>> begin EXCERPTED RECORDS

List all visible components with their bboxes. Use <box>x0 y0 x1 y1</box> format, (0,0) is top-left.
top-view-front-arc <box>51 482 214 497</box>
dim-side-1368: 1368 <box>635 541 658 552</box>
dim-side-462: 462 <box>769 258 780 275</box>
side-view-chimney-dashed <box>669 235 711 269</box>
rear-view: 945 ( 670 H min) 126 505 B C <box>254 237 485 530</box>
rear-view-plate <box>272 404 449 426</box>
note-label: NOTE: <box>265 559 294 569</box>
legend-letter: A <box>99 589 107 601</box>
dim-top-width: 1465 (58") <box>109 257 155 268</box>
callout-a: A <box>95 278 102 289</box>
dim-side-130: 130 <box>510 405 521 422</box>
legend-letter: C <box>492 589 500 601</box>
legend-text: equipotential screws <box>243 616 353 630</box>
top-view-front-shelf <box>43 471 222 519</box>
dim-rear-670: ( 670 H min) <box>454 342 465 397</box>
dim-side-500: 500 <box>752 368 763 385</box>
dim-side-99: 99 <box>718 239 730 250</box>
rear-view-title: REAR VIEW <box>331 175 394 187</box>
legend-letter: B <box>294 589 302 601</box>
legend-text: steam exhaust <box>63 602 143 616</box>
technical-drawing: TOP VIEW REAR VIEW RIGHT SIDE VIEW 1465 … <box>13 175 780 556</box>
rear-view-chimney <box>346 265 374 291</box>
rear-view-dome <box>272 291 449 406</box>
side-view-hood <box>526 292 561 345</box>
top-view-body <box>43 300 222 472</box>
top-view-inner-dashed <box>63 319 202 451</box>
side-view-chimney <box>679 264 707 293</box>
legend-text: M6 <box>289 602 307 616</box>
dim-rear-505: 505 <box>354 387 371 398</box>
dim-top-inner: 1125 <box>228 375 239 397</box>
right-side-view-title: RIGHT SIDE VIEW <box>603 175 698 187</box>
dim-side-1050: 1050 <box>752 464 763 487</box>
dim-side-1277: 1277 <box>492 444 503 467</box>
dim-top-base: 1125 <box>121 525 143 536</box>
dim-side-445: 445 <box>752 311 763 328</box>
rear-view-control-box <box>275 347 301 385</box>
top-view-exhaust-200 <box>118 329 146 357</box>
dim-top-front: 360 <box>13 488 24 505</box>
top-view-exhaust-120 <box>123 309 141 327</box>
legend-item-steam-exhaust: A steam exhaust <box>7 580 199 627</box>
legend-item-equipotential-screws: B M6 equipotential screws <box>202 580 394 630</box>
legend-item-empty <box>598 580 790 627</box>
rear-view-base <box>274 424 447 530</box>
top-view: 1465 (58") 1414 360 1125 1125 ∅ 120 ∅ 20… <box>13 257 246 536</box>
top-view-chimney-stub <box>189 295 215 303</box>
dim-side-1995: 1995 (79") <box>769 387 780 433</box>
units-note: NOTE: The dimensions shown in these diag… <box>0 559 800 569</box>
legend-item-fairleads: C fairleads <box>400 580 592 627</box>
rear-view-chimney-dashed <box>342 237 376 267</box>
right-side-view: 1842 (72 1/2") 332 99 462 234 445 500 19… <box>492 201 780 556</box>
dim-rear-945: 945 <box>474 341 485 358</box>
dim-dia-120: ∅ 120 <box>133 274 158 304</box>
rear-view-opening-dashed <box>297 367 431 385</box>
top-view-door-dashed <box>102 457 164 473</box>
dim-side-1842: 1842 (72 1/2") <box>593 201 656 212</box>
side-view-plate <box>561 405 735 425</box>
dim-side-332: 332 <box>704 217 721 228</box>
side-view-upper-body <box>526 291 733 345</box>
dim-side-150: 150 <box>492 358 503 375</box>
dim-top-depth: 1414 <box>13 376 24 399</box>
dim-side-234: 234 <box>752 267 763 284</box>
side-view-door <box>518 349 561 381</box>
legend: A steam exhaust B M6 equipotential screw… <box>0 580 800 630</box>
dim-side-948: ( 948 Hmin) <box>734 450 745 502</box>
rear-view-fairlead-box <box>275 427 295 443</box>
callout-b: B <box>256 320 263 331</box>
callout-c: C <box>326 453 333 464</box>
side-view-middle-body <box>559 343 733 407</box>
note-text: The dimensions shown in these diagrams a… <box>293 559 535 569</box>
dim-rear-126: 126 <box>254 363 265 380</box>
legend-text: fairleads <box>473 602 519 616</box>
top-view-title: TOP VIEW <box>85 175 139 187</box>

>> end EXCERPTED RECORDS

Transcribe every entry above line by line, word for word and in the same order.

*WRITTEN SOLUTION*.
List all visible components with their bboxes. Use <box>x0 y0 x1 y1</box> format, (0,0) is top-left.
top-view-front-arc <box>51 482 214 497</box>
dim-side-1368: 1368 <box>635 541 658 552</box>
dim-side-462: 462 <box>769 258 780 275</box>
side-view-chimney-dashed <box>669 235 711 269</box>
rear-view: 945 ( 670 H min) 126 505 B C <box>254 237 485 530</box>
rear-view-plate <box>272 404 449 426</box>
note-label: NOTE: <box>265 559 294 569</box>
legend-letter: A <box>99 589 107 601</box>
dim-top-width: 1465 (58") <box>109 257 155 268</box>
callout-a: A <box>95 278 102 289</box>
dim-side-130: 130 <box>510 405 521 422</box>
legend-letter: C <box>492 589 500 601</box>
legend-text: equipotential screws <box>243 616 353 630</box>
top-view-front-shelf <box>43 471 222 519</box>
dim-rear-670: ( 670 H min) <box>454 342 465 397</box>
dim-side-500: 500 <box>752 368 763 385</box>
dim-side-99: 99 <box>718 239 730 250</box>
rear-view-title: REAR VIEW <box>331 175 394 187</box>
legend-letter: B <box>294 589 302 601</box>
legend-text: steam exhaust <box>63 602 143 616</box>
technical-drawing: TOP VIEW REAR VIEW RIGHT SIDE VIEW 1465 … <box>13 175 780 556</box>
rear-view-chimney <box>346 265 374 291</box>
rear-view-dome <box>272 291 449 406</box>
side-view-hood <box>526 292 561 345</box>
top-view-body <box>43 300 222 472</box>
top-view-inner-dashed <box>63 319 202 451</box>
side-view-chimney <box>679 264 707 293</box>
legend-text: M6 <box>289 602 307 616</box>
dim-rear-505: 505 <box>354 387 371 398</box>
dim-top-inner: 1125 <box>228 375 239 397</box>
right-side-view-title: RIGHT SIDE VIEW <box>603 175 698 187</box>
dim-side-1050: 1050 <box>752 464 763 487</box>
dim-side-1277: 1277 <box>492 444 503 467</box>
dim-top-base: 1125 <box>121 525 143 536</box>
dim-side-445: 445 <box>752 311 763 328</box>
rear-view-control-box <box>275 347 301 385</box>
top-view-exhaust-200 <box>118 329 146 357</box>
dim-top-front: 360 <box>13 488 24 505</box>
top-view-exhaust-120 <box>123 309 141 327</box>
legend-item-steam-exhaust: A steam exhaust <box>7 580 199 627</box>
legend-item-equipotential-screws: B M6 equipotential screws <box>202 580 394 630</box>
legend-item-empty <box>598 580 790 627</box>
rear-view-base <box>274 424 447 530</box>
top-view: 1465 (58") 1414 360 1125 1125 ∅ 120 ∅ 20… <box>13 257 246 536</box>
top-view-chimney-stub <box>189 295 215 303</box>
dim-side-1995: 1995 (79") <box>769 387 780 433</box>
units-note: NOTE: The dimensions shown in these diag… <box>0 559 800 569</box>
legend-item-fairleads: C fairleads <box>400 580 592 627</box>
rear-view-chimney-dashed <box>342 237 376 267</box>
right-side-view: 1842 (72 1/2") 332 99 462 234 445 500 19… <box>492 201 780 556</box>
dim-rear-945: 945 <box>474 341 485 358</box>
dim-dia-120: ∅ 120 <box>133 274 158 304</box>
rear-view-opening-dashed <box>297 367 431 385</box>
top-view-door-dashed <box>102 457 164 473</box>
dim-side-1842: 1842 (72 1/2") <box>593 201 656 212</box>
side-view-plate <box>561 405 735 425</box>
dim-side-332: 332 <box>704 217 721 228</box>
side-view-upper-body <box>526 291 733 345</box>
dim-side-150: 150 <box>492 358 503 375</box>
dim-top-depth: 1414 <box>13 376 24 399</box>
dim-side-234: 234 <box>752 267 763 284</box>
side-view-door <box>518 349 561 381</box>
legend: A steam exhaust B M6 equipotential screw… <box>0 580 800 630</box>
dim-side-948: ( 948 Hmin) <box>734 450 745 502</box>
rear-view-fairlead-box <box>275 427 295 443</box>
callout-b: B <box>256 320 263 331</box>
callout-c: C <box>326 453 333 464</box>
side-view-middle-body <box>559 343 733 407</box>
note-text: The dimensions shown in these diagrams a… <box>293 559 535 569</box>
dim-rear-126: 126 <box>254 363 265 380</box>
legend-text: fairleads <box>473 602 519 616</box>
top-view-title: TOP VIEW <box>85 175 139 187</box>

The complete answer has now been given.